**DATA SUPPLIED:**
* Begin *
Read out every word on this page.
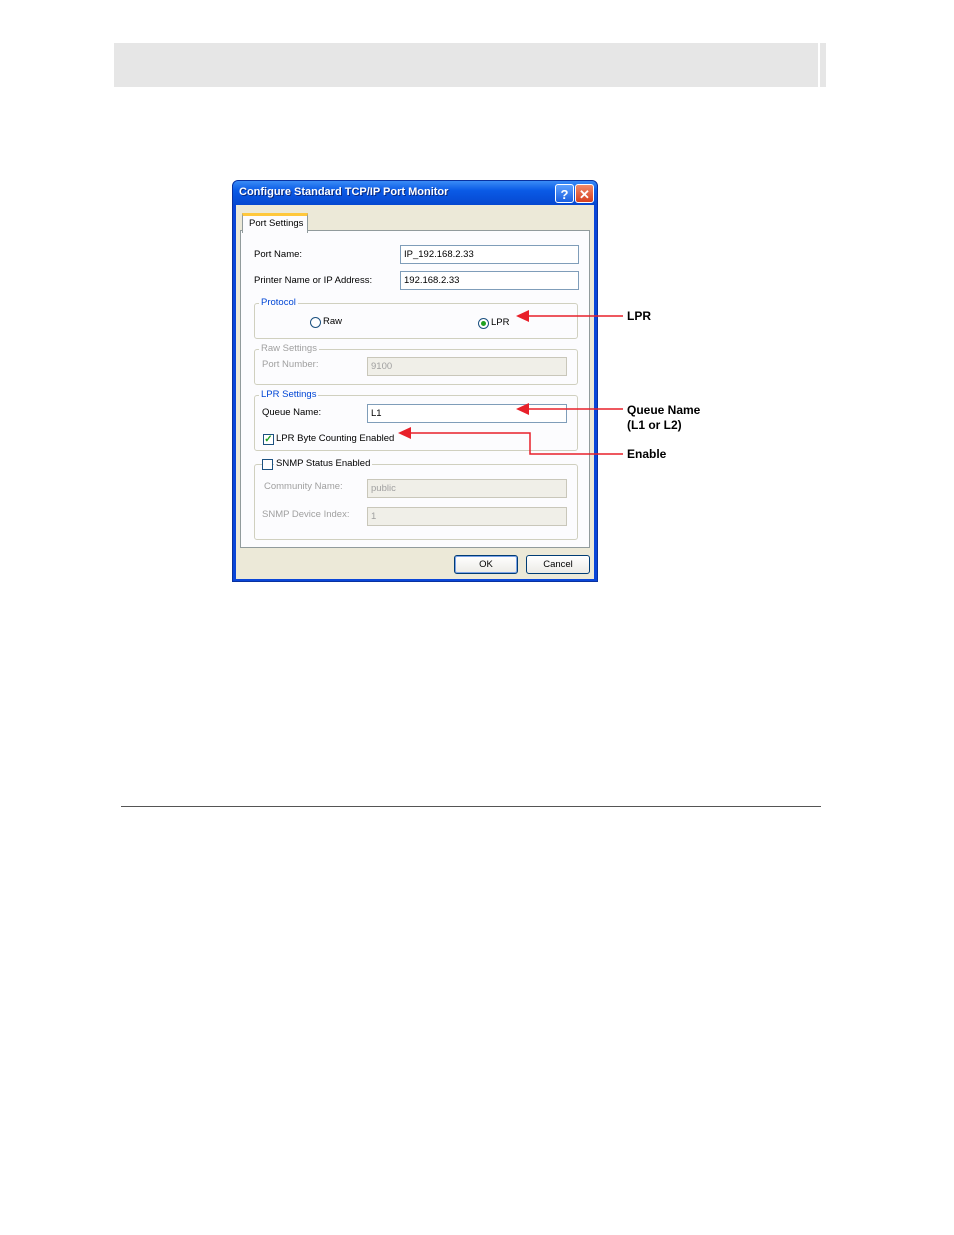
Configure Standard TCP/IP Port Monitor	? ✕
Port Settings
Port Name:	IP_192.168.2.33
Printer Name or IP Address:	192.168.2.33
Protocol
Raw	LPR
Raw Settings
Port Number:	9100
LPR Settings
Queue Name:	L1
✓ LPR Byte Counting Enabled
SNMP Status Enabled
Community Name:	public
SNMP Device Index:	1
OK	Cancel
LPR
Queue Name
(L1 or L2)
Enable
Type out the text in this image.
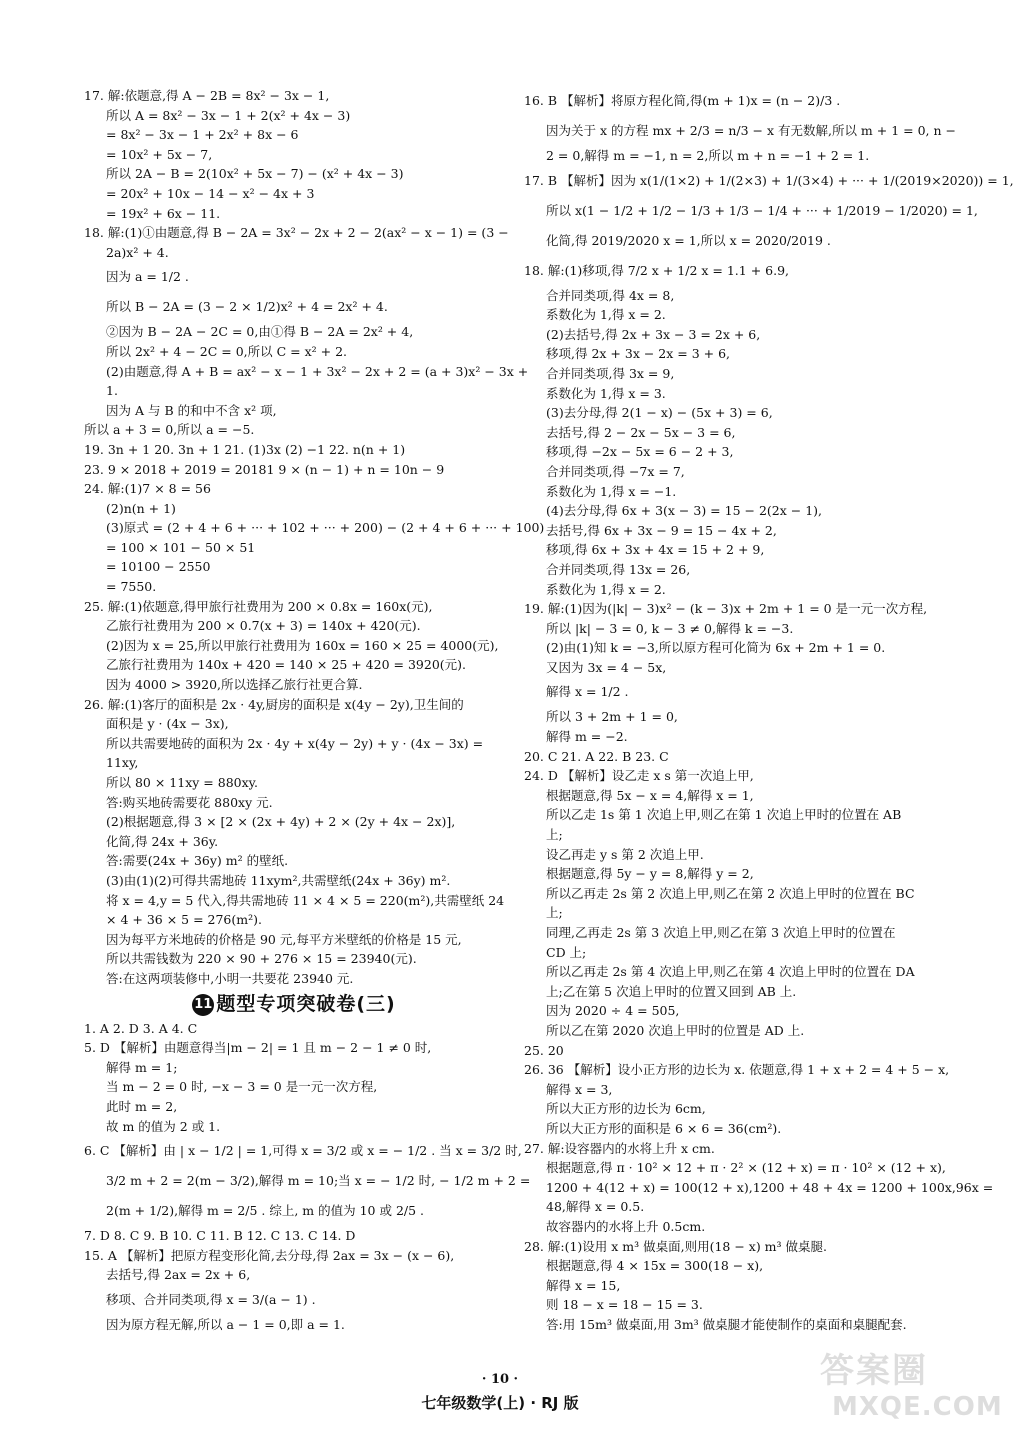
17. 解:依题意,得 A − 2B = 8x² − 3x − 1,
所以 A = 8x² − 3x − 1 + 2(x² + 4x − 3)
= 8x² − 3x − 1 + 2x² + 8x − 6
= 10x² + 5x − 7,
所以 2A − B = 2(10x² + 5x − 7) − (x² + 4x − 3)
= 20x² + 10x − 14 − x² − 4x + 3
= 19x² + 6x − 11.
18. 解:(1)①由题意,得 B − 2A = 3x² − 2x + 2 − 2(ax² − x − 1) = (3 −
2a)x² + 4.
因为 a = 1/2 .
所以 B − 2A = (3 − 2 × 1/2)x² + 4 = 2x² + 4.
②因为 B − 2A − 2C = 0,由①得 B − 2A = 2x² + 4,
所以 2x² + 4 − 2C = 0,所以 C = x² + 2.
(2)由题意,得 A + B = ax² − x − 1 + 3x² − 2x + 2 = (a + 3)x² − 3x +
1.
因为 A 与 B 的和中不含 x² 项,
所以 a + 3 = 0,所以 a = −5.
19. 3n + 1 20. 3n + 1 21. (1)3x (2) −1 22. n(n + 1)
23. 9 × 2018 + 2019 = 20181 9 × (n − 1) + n = 10n − 9
24. 解:(1)7 × 8 = 56
(2)n(n + 1)
(3)原式 = (2 + 4 + 6 + ··· + 102 + ··· + 200) − (2 + 4 + 6 + ··· + 100)
= 100 × 101 − 50 × 51
= 10100 − 2550
= 7550.
25. 解:(1)依题意,得甲旅行社费用为 200 × 0.8x = 160x(元),
乙旅行社费用为 200 × 0.7(x + 3) = 140x + 420(元).
(2)因为 x = 25,所以甲旅行社费用为 160x = 160 × 25 = 4000(元),
乙旅行社费用为 140x + 420 = 140 × 25 + 420 = 3920(元).
因为 4000 > 3920,所以选择乙旅行社更合算.
26. 解:(1)客厅的面积是 2x · 4y,厨房的面积是 x(4y − 2y),卫生间的
面积是 y · (4x − 3x),
所以共需要地砖的面积为 2x · 4y + x(4y − 2y) + y · (4x − 3x) =
11xy,
所以 80 × 11xy = 880xy.
答:购买地砖需要花 880xy 元.
(2)根据题意,得 3 × [2 × (2x + 4y) + 2 × (2y + 4x − 2x)],
化简,得 24x + 36y.
答:需要(24x + 36y) m² 的壁纸.
(3)由(1)(2)可得共需地砖 11xym²,共需壁纸(24x + 36y) m².
将 x = 4,y = 5 代入,得共需地砖 11 × 4 × 5 = 220(m²),共需壁纸 24
× 4 + 36 × 5 = 276(m²).
因为每平方米地砖的价格是 90 元,每平方米壁纸的价格是 15 元,
所以共需钱数为 220 × 90 + 276 × 15 = 23940(元).
答:在这两项装修中,小明一共要花 23940 元.
11 题型专项突破卷(三)
1. A 2. D 3. A 4. C
5. D 【解析】由题意得当|m − 2| = 1 且 m − 2 − 1 ≠ 0 时,
解得 m = 1;
当 m − 2 = 0 时, −x − 3 = 0 是一元一次方程,
此时 m = 2,
故 m 的值为 2 或 1.
6. C 【解析】由 | x − 1/2 | = 1,可得 x = 3/2 或 x = − 1/2 . 当 x = 3/2 时,
3/2 m + 2 = 2(m − 3/2),解得 m = 10;当 x = − 1/2 时, − 1/2 m + 2 =
2(m + 1/2),解得 m = 2/5 . 综上, m 的值为 10 或 2/5 .
7. D 8. C 9. B 10. C 11. B 12. C 13. C 14. D
15. A 【解析】把原方程变形化简,去分母,得 2ax = 3x − (x − 6),
去括号,得 2ax = 2x + 6,
移项、合并同类项,得 x = 3/(a − 1) .
因为原方程无解,所以 a − 1 = 0,即 a = 1.
16. B 【解析】将原方程化简,得(m + 1)x = (n − 2)/3 .
因为关于 x 的方程 mx + 2/3 = n/3 − x 有无数解,所以 m + 1 = 0, n −
2 = 0,解得 m = −1, n = 2,所以 m + n = −1 + 2 = 1.
17. B 【解析】因为 x(1/(1×2) + 1/(2×3) + 1/(3×4) + ··· + 1/(2019×2020)) = 1,
所以 x(1 − 1/2 + 1/2 − 1/3 + 1/3 − 1/4 + ··· + 1/2019 − 1/2020) = 1,
化简,得 2019/2020 x = 1,所以 x = 2020/2019 .
18. 解:(1)移项,得 7/2 x + 1/2 x = 1.1 + 6.9,
合并同类项,得 4x = 8,
系数化为 1,得 x = 2.
(2)去括号,得 2x + 3x − 3 = 2x + 6,
移项,得 2x + 3x − 2x = 3 + 6,
合并同类项,得 3x = 9,
系数化为 1,得 x = 3.
(3)去分母,得 2(1 − x) − (5x + 3) = 6,
去括号,得 2 − 2x − 5x − 3 = 6,
移项,得 −2x − 5x = 6 − 2 + 3,
合并同类项,得 −7x = 7,
系数化为 1,得 x = −1.
(4)去分母,得 6x + 3(x − 3) = 15 − 2(2x − 1),
去括号,得 6x + 3x − 9 = 15 − 4x + 2,
移项,得 6x + 3x + 4x = 15 + 2 + 9,
合并同类项,得 13x = 26,
系数化为 1,得 x = 2.
19. 解:(1)因为(|k| − 3)x² − (k − 3)x + 2m + 1 = 0 是一元一次方程,
所以 |k| − 3 = 0, k − 3 ≠ 0,解得 k = −3.
(2)由(1)知 k = −3,所以原方程可化简为 6x + 2m + 1 = 0.
又因为 3x = 4 − 5x,
解得 x = 1/2 .
所以 3 + 2m + 1 = 0,
解得 m = −2.
20. C 21. A 22. B 23. C
24. D 【解析】设乙走 x s 第一次追上甲,
根据题意,得 5x − x = 4,解得 x = 1,
所以乙走 1s 第 1 次追上甲,则乙在第 1 次追上甲时的位置在 AB
上;
设乙再走 y s 第 2 次追上甲.
根据题意,得 5y − y = 8,解得 y = 2,
所以乙再走 2s 第 2 次追上甲,则乙在第 2 次追上甲时的位置在 BC
上;
同理,乙再走 2s 第 3 次追上甲,则乙在第 3 次追上甲时的位置在
CD 上;
所以乙再走 2s 第 4 次追上甲,则乙在第 4 次追上甲时的位置在 DA
上;乙在第 5 次追上甲时的位置又回到 AB 上.
因为 2020 ÷ 4 = 505,
所以乙在第 2020 次追上甲时的位置是 AD 上.
25. 20
26. 36 【解析】设小正方形的边长为 x. 依题意,得 1 + x + 2 = 4 + 5 − x,
解得 x = 3,
所以大正方形的边长为 6cm,
所以大正方形的面积是 6 × 6 = 36(cm²).
27. 解:设容器内的水将上升 x cm.
根据题意,得 π · 10² × 12 + π · 2² × (12 + x) = π · 10² × (12 + x),
1200 + 4(12 + x) = 100(12 + x),1200 + 48 + 4x = 1200 + 100x,96x =
48,解得 x = 0.5.
故容器内的水将上升 0.5cm.
28. 解:(1)设用 x m³ 做桌面,则用(18 − x) m³ 做桌腿.
根据题意,得 4 × 15x = 300(18 − x),
解得 x = 15,
则 18 − x = 18 − 15 = 3.
答:用 15m³ 做桌面,用 3m³ 做桌腿才能使制作的桌面和桌腿配套.
· 10 ·
七年级数学(上) · RJ 版
答案圈
MXQE.COM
* End *
**WORK TO BE COMPLETED:**
Skip the pictures, then retype every line above exactly.

**TASK OUTPUT:**
Read out every word on this page.
Configure Standard TCP/IP Port Monitor	? ✕
Port Settings
Port Name:	IP_192.168.2.33
Printer Name or IP Address:	192.168.2.33
Protocol
Raw	LPR
Raw Settings
Port Number:	9100
LPR Settings
Queue Name:	L1
✓ LPR Byte Counting Enabled
SNMP Status Enabled
Community Name:	public
SNMP Device Index:	1
OK	Cancel
LPR
Queue Name
(L1 or L2)
Enable
Type out the text in this image.
17. 解:依题意,得 A − 2B = 8x² − 3x − 1,
所以 A = 8x² − 3x − 1 + 2(x² + 4x − 3)
= 8x² − 3x − 1 + 2x² + 8x − 6
= 10x² + 5x − 7,
所以 2A − B = 2(10x² + 5x − 7) − (x² + 4x − 3)
= 20x² + 10x − 14 − x² − 4x + 3
= 19x² + 6x − 11.
18. 解:(1)①由题意,得 B − 2A = 3x² − 2x + 2 − 2(ax² − x − 1) = (3 −
2a)x² + 4.
因为 a = 1/2 .
所以 B − 2A = (3 − 2 × 1/2)x² + 4 = 2x² + 4.
②因为 B − 2A − 2C = 0,由①得 B − 2A = 2x² + 4,
所以 2x² + 4 − 2C = 0,所以 C = x² + 2.
(2)由题意,得 A + B = ax² − x − 1 + 3x² − 2x + 2 = (a + 3)x² − 3x +
1.
因为 A 与 B 的和中不含 x² 项,
所以 a + 3 = 0,所以 a = −5.
19. 3n + 1 20. 3n + 1 21. (1)3x (2) −1 22. n(n + 1)
23. 9 × 2018 + 2019 = 20181 9 × (n − 1) + n = 10n − 9
24. 解:(1)7 × 8 = 56
(2)n(n + 1)
(3)原式 = (2 + 4 + 6 + ··· + 102 + ··· + 200) − (2 + 4 + 6 + ··· + 100)
= 100 × 101 − 50 × 51
= 10100 − 2550
= 7550.
25. 解:(1)依题意,得甲旅行社费用为 200 × 0.8x = 160x(元),
乙旅行社费用为 200 × 0.7(x + 3) = 140x + 420(元).
(2)因为 x = 25,所以甲旅行社费用为 160x = 160 × 25 = 4000(元),
乙旅行社费用为 140x + 420 = 140 × 25 + 420 = 3920(元).
因为 4000 > 3920,所以选择乙旅行社更合算.
26. 解:(1)客厅的面积是 2x · 4y,厨房的面积是 x(4y − 2y),卫生间的
面积是 y · (4x − 3x),
所以共需要地砖的面积为 2x · 4y + x(4y − 2y) + y · (4x − 3x) =
11xy,
所以 80 × 11xy = 880xy.
答:购买地砖需要花 880xy 元.
(2)根据题意,得 3 × [2 × (2x + 4y) + 2 × (2y + 4x − 2x)],
化简,得 24x + 36y.
答:需要(24x + 36y) m² 的壁纸.
(3)由(1)(2)可得共需地砖 11xym²,共需壁纸(24x + 36y) m².
将 x = 4,y = 5 代入,得共需地砖 11 × 4 × 5 = 220(m²),共需壁纸 24
× 4 + 36 × 5 = 276(m²).
因为每平方米地砖的价格是 90 元,每平方米壁纸的价格是 15 元,
所以共需钱数为 220 × 90 + 276 × 15 = 23940(元).
答:在这两项装修中,小明一共要花 23940 元.
11 题型专项突破卷(三)
1. A 2. D 3. A 4. C
5. D 【解析】由题意得当|m − 2| = 1 且 m − 2 − 1 ≠ 0 时,
解得 m = 1;
当 m − 2 = 0 时, −x − 3 = 0 是一元一次方程,
此时 m = 2,
故 m 的值为 2 或 1.
6. C 【解析】由 | x − 1/2 | = 1,可得 x = 3/2 或 x = − 1/2 . 当 x = 3/2 时,
3/2 m + 2 = 2(m − 3/2),解得 m = 10;当 x = − 1/2 时, − 1/2 m + 2 =
2(m + 1/2),解得 m = 2/5 . 综上, m 的值为 10 或 2/5 .
7. D 8. C 9. B 10. C 11. B 12. C 13. C 14. D
15. A 【解析】把原方程变形化简,去分母,得 2ax = 3x − (x − 6),
去括号,得 2ax = 2x + 6,
移项、合并同类项,得 x = 3/(a − 1) .
因为原方程无解,所以 a − 1 = 0,即 a = 1.
16. B 【解析】将原方程化简,得(m + 1)x = (n − 2)/3 .
因为关于 x 的方程 mx + 2/3 = n/3 − x 有无数解,所以 m + 1 = 0, n −
2 = 0,解得 m = −1, n = 2,所以 m + n = −1 + 2 = 1.
17. B 【解析】因为 x(1/(1×2) + 1/(2×3) + 1/(3×4) + ··· + 1/(2019×2020)) = 1,
所以 x(1 − 1/2 + 1/2 − 1/3 + 1/3 − 1/4 + ··· + 1/2019 − 1/2020) = 1,
化简,得 2019/2020 x = 1,所以 x = 2020/2019 .
18. 解:(1)移项,得 7/2 x + 1/2 x = 1.1 + 6.9,
合并同类项,得 4x = 8,
系数化为 1,得 x = 2.
(2)去括号,得 2x + 3x − 3 = 2x + 6,
移项,得 2x + 3x − 2x = 3 + 6,
合并同类项,得 3x = 9,
系数化为 1,得 x = 3.
(3)去分母,得 2(1 − x) − (5x + 3) = 6,
去括号,得 2 − 2x − 5x − 3 = 6,
移项,得 −2x − 5x = 6 − 2 + 3,
合并同类项,得 −7x = 7,
系数化为 1,得 x = −1.
(4)去分母,得 6x + 3(x − 3) = 15 − 2(2x − 1),
去括号,得 6x + 3x − 9 = 15 − 4x + 2,
移项,得 6x + 3x + 4x = 15 + 2 + 9,
合并同类项,得 13x = 26,
系数化为 1,得 x = 2.
19. 解:(1)因为(|k| − 3)x² − (k − 3)x + 2m + 1 = 0 是一元一次方程,
所以 |k| − 3 = 0, k − 3 ≠ 0,解得 k = −3.
(2)由(1)知 k = −3,所以原方程可化简为 6x + 2m + 1 = 0.
又因为 3x = 4 − 5x,
解得 x = 1/2 .
所以 3 + 2m + 1 = 0,
解得 m = −2.
20. C 21. A 22. B 23. C
24. D 【解析】设乙走 x s 第一次追上甲,
根据题意,得 5x − x = 4,解得 x = 1,
所以乙走 1s 第 1 次追上甲,则乙在第 1 次追上甲时的位置在 AB
上;
设乙再走 y s 第 2 次追上甲.
根据题意,得 5y − y = 8,解得 y = 2,
所以乙再走 2s 第 2 次追上甲,则乙在第 2 次追上甲时的位置在 BC
上;
同理,乙再走 2s 第 3 次追上甲,则乙在第 3 次追上甲时的位置在
CD 上;
所以乙再走 2s 第 4 次追上甲,则乙在第 4 次追上甲时的位置在 DA
上;乙在第 5 次追上甲时的位置又回到 AB 上.
因为 2020 ÷ 4 = 505,
所以乙在第 2020 次追上甲时的位置是 AD 上.
25. 20
26. 36 【解析】设小正方形的边长为 x. 依题意,得 1 + x + 2 = 4 + 5 − x,
解得 x = 3,
所以大正方形的边长为 6cm,
所以大正方形的面积是 6 × 6 = 36(cm²).
27. 解:设容器内的水将上升 x cm.
根据题意,得 π · 10² × 12 + π · 2² × (12 + x) = π · 10² × (12 + x),
1200 + 4(12 + x) = 100(12 + x),1200 + 48 + 4x = 1200 + 100x,96x =
48,解得 x = 0.5.
故容器内的水将上升 0.5cm.
28. 解:(1)设用 x m³ 做桌面,则用(18 − x) m³ 做桌腿.
根据题意,得 4 × 15x = 300(18 − x),
解得 x = 15,
则 18 − x = 18 − 15 = 3.
答:用 15m³ 做桌面,用 3m³ 做桌腿才能使制作的桌面和桌腿配套.
· 10 ·
七年级数学(上) · RJ 版
答案圈
MXQE.COM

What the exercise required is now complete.